[Exercise task] Below are some records. Pull every line that contains the word "amount".

[Material supplied]

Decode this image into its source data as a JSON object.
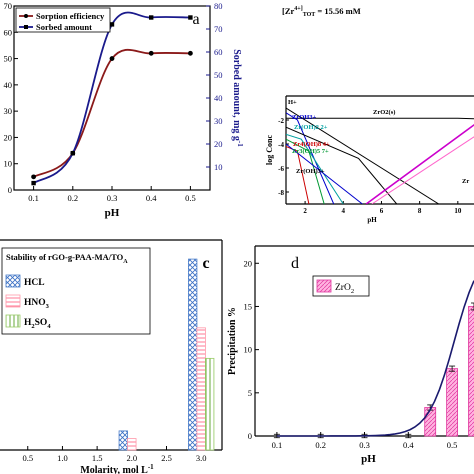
{
  "chart_data": [
    {
      "panel": "a",
      "type": "line",
      "panel_label": "a",
      "xlabel": "pH",
      "ylabel_right": "Sorbed amount, mg g",
      "ylabel_right_sup": "-1",
      "x": [
        0.1,
        0.2,
        0.3,
        0.4,
        0.5
      ],
      "xlim": [
        0.05,
        0.55
      ],
      "x_ticks": [
        "0.1",
        "0.2",
        "0.3",
        "0.4",
        "0.5"
      ],
      "ylim_left": [
        0,
        70
      ],
      "y_ticks_left": [
        "0",
        "10",
        "20",
        "30",
        "40",
        "50",
        "60",
        "70"
      ],
      "ylim_right": [
        0,
        80
      ],
      "y_ticks_right": [
        "10",
        "20",
        "30",
        "40",
        "50",
        "60",
        "70",
        "80"
      ],
      "legend": [
        "Sorption efficiency",
        "Sorbed amount"
      ],
      "series": [
        {
          "name": "Sorption efficiency",
          "axis": "left",
          "color": "#8b1a1a",
          "values": [
            5,
            14,
            50,
            52,
            52
          ]
        },
        {
          "name": "Sorbed amount",
          "axis": "right",
          "color": "#1a1a8c",
          "values": [
            3,
            16,
            72,
            75,
            75
          ]
        }
      ]
    },
    {
      "panel": "b",
      "type": "line",
      "annotation": "[Zr",
      "annotation_sup": "4+",
      "annotation_sub": "TOT",
      "annotation_rest": " =   15.56 mM",
      "xlabel": "pH",
      "ylabel": "log Conc",
      "xlim": [
        1,
        12
      ],
      "x_ticks": [
        "2",
        "4",
        "6",
        "8",
        "10"
      ],
      "ylim": [
        -9,
        0
      ],
      "y_ticks": [
        "-2",
        "-4",
        "-6",
        "-8"
      ],
      "species_labels": [
        "H+",
        "ZrOH3+",
        "Zr(OH)2 2+",
        "Zr3(OH)5 7+",
        "Zr4(OH)8 4+",
        "ZrO2(s)",
        "Zr(OH)3+",
        "Zr"
      ],
      "series": [
        {
          "name": "H+",
          "color": "#000000",
          "x": [
            1,
            9
          ],
          "values": [
            -1,
            -9
          ]
        },
        {
          "name": "ZrO2(s)",
          "color": "#000000",
          "x": [
            1,
            10,
            12
          ],
          "values": [
            -1.85,
            -1.85,
            -1.95
          ]
        },
        {
          "name": "ZrOH3+",
          "color": "#0000cc",
          "x": [
            1,
            1.6,
            3.5
          ],
          "values": [
            -1.4,
            -2.0,
            -9
          ]
        },
        {
          "name": "Zr(OH)2 2+",
          "color": "#00a0a0",
          "x": [
            1,
            1.8,
            4.0
          ],
          "values": [
            -3.2,
            -3.6,
            -9
          ]
        },
        {
          "name": "Zr3(OH)5 7+",
          "color": "#009933",
          "x": [
            1,
            2.2,
            3.0
          ],
          "values": [
            -3.6,
            -4.6,
            -9
          ]
        },
        {
          "name": "Zr4(OH)8 4+",
          "color": "#cc0000",
          "x": [
            1,
            1.6,
            2.2
          ],
          "values": [
            -4.2,
            -4.6,
            -9
          ]
        },
        {
          "name": "Zr(OH)3+",
          "color": "#000000",
          "x": [
            1,
            4.8,
            6.8
          ],
          "values": [
            -2.6,
            -5.2,
            -9
          ]
        },
        {
          "name": "Zr(OH)4 mono",
          "color": "#0000cc",
          "x": [
            1,
            5.0
          ],
          "values": [
            -4.0,
            -9
          ]
        },
        {
          "name": "Zr(OH)5-",
          "color": "#cc00cc",
          "x": [
            5.2,
            11.2,
            12
          ],
          "values": [
            -9,
            -2.0,
            -1.95
          ]
        },
        {
          "name": "OH-",
          "color": "#ff66cc",
          "x": [
            5.5,
            12
          ],
          "values": [
            -9,
            -2.2
          ]
        }
      ]
    },
    {
      "panel": "c",
      "type": "bar",
      "panel_label": "c",
      "xlabel": "Molarity, mol L",
      "xlabel_sup": "-1",
      "legend_title": "Stability of rGO-g-PAA-MA/TO",
      "legend_title_sub": "A",
      "x_ticks": [
        "0.5",
        "1.0",
        "1.5",
        "2.0",
        "2.5",
        "3.0"
      ],
      "xlim": [
        0.1,
        3.3
      ],
      "ylim": [
        0,
        110
      ],
      "series": [
        {
          "name": "HCL",
          "color": "#4a7dc9",
          "x": [
            1.0,
            2.0,
            3.0
          ],
          "values": [
            0,
            10,
            100
          ]
        },
        {
          "name": "HNO3",
          "color": "#ff99aa",
          "x": [
            1.0,
            2.0,
            3.0
          ],
          "values": [
            0,
            6,
            64
          ]
        },
        {
          "name": "H2SO4",
          "color": "#99cc66",
          "x": [
            1.0,
            2.0,
            3.0
          ],
          "values": [
            0,
            0,
            48
          ]
        }
      ],
      "legend": [
        {
          "label": "HCL",
          "sub": ""
        },
        {
          "label": "HNO",
          "sub": "3"
        },
        {
          "label": "H",
          "sub": "2",
          "rest": "SO",
          "sub2": "4"
        }
      ]
    },
    {
      "panel": "d",
      "type": "bar",
      "panel_label": "d",
      "xlabel": "pH",
      "ylabel": "Precipitation %",
      "legend": "ZrO",
      "legend_sub": "2",
      "x": [
        0.1,
        0.2,
        0.3,
        0.4,
        0.45,
        0.5,
        0.55
      ],
      "values": [
        0,
        0,
        0,
        0,
        3.3,
        7.8,
        15
      ],
      "errors": [
        0.2,
        0.2,
        0.2,
        0.2,
        0.3,
        0.3,
        0.4
      ],
      "xlim": [
        0.05,
        0.55
      ],
      "x_ticks": [
        "0.1",
        "0.2",
        "0.3",
        "0.4",
        "0.5"
      ],
      "ylim": [
        0,
        22
      ],
      "y_ticks": [
        "0",
        "5",
        "10",
        "15",
        "20"
      ],
      "bar_color": "#ff66cc",
      "fit_color": "#1a1a6e"
    }
  ]
}
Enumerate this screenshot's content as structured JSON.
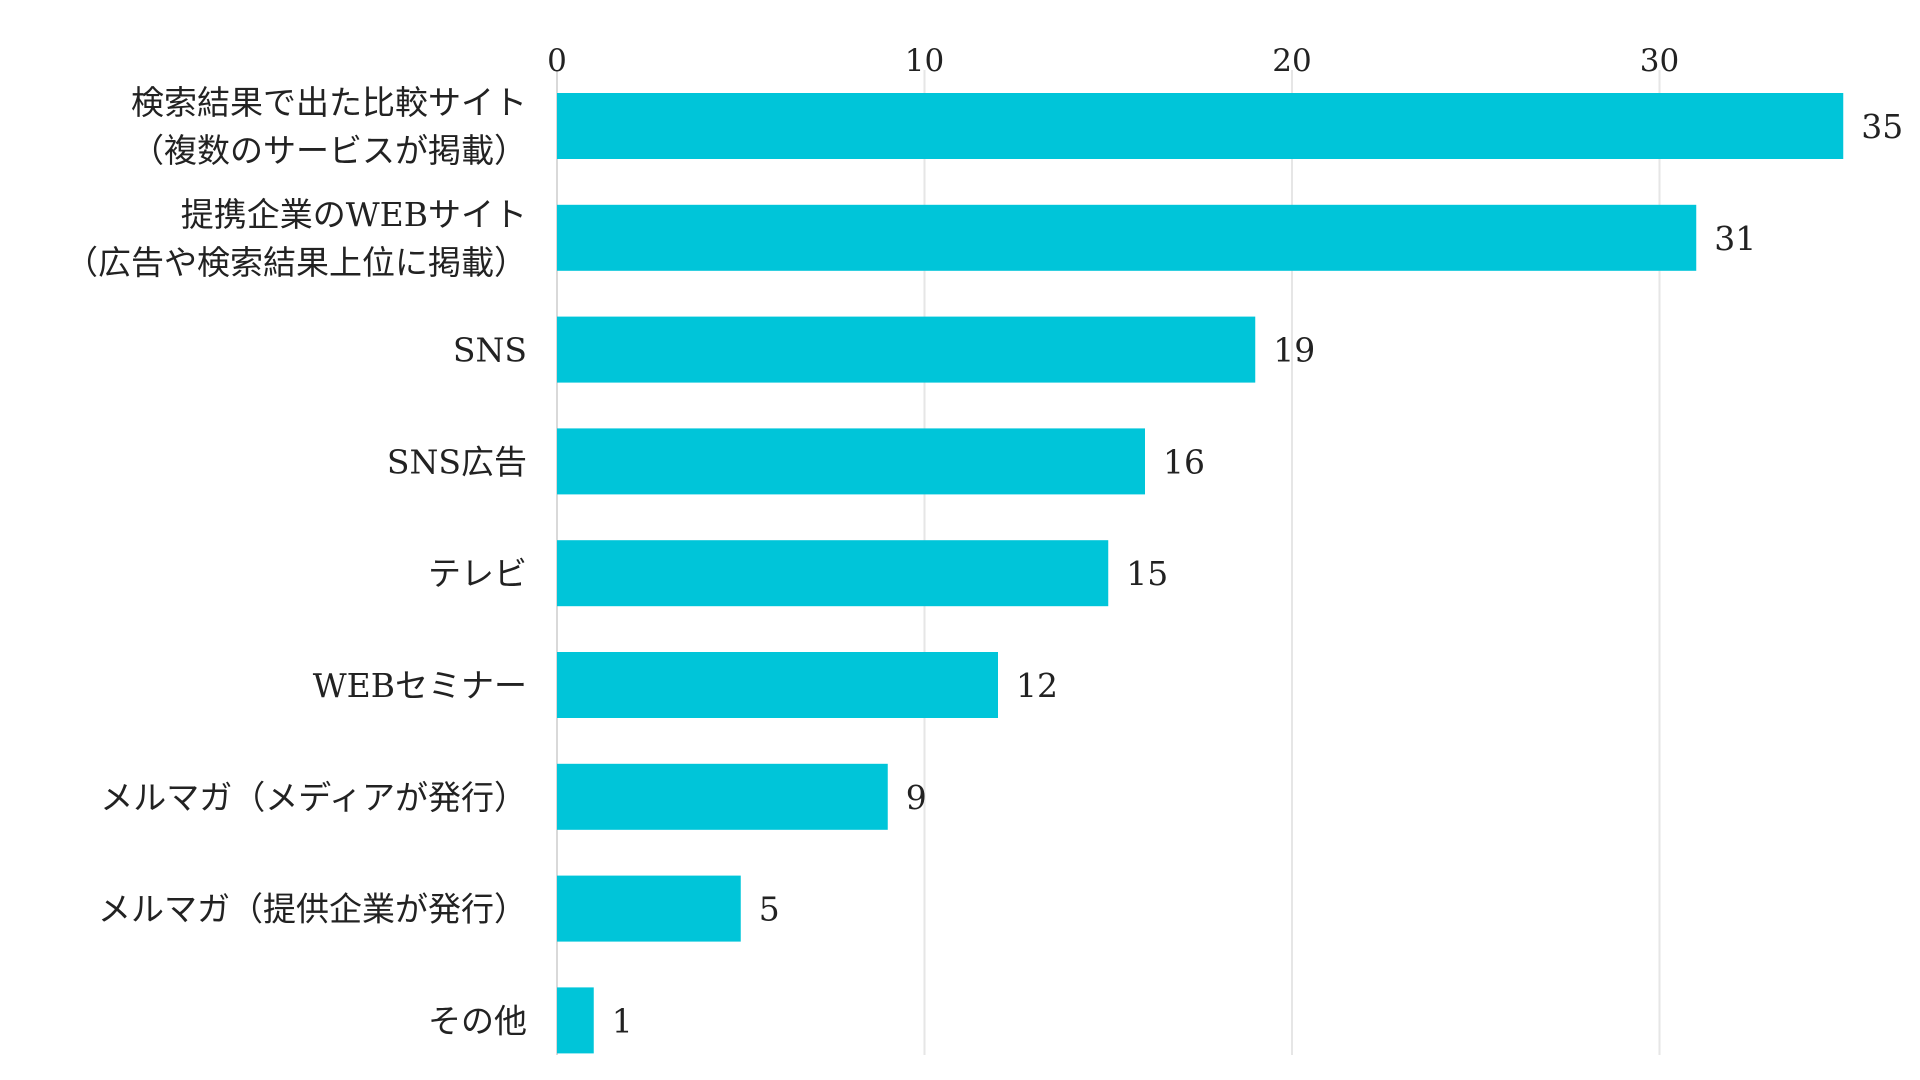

[Exercise response]
      "ylabel_right": "Sorbed amount, mg g",
        "Sorbed amount"
          "name": "Sorbed amount",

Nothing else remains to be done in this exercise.